▶ Required work: Every line of the records below should be restated exactly.

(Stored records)
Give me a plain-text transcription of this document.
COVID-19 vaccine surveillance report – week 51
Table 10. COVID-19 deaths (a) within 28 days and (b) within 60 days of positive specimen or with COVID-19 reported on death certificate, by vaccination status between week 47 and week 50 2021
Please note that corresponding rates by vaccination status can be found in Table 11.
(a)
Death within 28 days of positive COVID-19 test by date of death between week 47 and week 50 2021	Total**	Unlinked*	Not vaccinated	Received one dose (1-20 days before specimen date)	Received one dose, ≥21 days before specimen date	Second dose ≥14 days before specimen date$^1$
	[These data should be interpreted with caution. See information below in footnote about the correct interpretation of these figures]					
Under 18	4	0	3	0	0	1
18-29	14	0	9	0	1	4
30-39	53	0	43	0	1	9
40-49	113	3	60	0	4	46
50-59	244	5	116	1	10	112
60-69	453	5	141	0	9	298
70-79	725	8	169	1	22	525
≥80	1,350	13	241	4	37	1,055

▶ Result:
Give me a plain-text transcription of this document.
COVID-19 vaccine surveillance report – week 51
Table 10. COVID-19 deaths (a) within 28 days and (b) within 60 days of positive specimen or with COVID-19 reported on death certificate, by vaccination status between week 47 and week 50 2021
Please note that corresponding rates by vaccination status can be found in Table 11.
(a)
Death within 28 days of positive COVID-19 test by date of death between week 47 and week 50 2021	Total**	Unlinked*	Not vaccinated	Received one dose (1-20 days before specimen date)	Received one dose, ≥21 days before specimen date	Second dose ≥14 days before specimen date$^1$
	[These data should be interpreted with caution. See information below in footnote about the correct interpretation of these figures]					
Under 18	4	0	3	0	0	1
18-29	14	0	9	0	1	4
30-39	53	0	43	0	1	9
40-49	113	3	60	0	4	46
50-59	244	5	116	1	10	112
60-69	453	5	141	0	9	298
70-79	725	8	169	1	22	525
≥80	1,350	13	241	4	37	1,055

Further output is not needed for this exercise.